◆ EXERCISE REQUIREMENTS ◆
Find the word "Vermeulen" in the listing; pull out each line holding it.

[Dataset rows]
● ● ● ●
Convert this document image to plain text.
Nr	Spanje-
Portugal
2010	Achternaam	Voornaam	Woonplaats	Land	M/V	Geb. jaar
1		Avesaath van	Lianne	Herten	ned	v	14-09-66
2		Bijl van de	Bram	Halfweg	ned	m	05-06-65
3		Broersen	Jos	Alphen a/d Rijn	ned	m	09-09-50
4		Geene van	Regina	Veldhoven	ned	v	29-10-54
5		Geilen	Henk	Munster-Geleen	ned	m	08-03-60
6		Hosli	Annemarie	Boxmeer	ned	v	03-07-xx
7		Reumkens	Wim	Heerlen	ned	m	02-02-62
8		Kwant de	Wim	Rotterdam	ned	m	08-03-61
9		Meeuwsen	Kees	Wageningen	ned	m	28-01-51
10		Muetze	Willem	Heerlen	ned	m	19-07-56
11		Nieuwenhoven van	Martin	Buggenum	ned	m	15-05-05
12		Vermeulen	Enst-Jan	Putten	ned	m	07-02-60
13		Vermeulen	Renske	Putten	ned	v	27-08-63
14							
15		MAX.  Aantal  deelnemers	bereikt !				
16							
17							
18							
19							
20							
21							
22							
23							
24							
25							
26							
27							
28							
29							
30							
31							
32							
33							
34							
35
● ● ● ●
◆ RESPONSE BELOW ◆
12		Vermeulen	Enst-Jan	Putten	ned	m	07-02-60
13		Vermeulen	Renske	Putten	ned	v	27-08-63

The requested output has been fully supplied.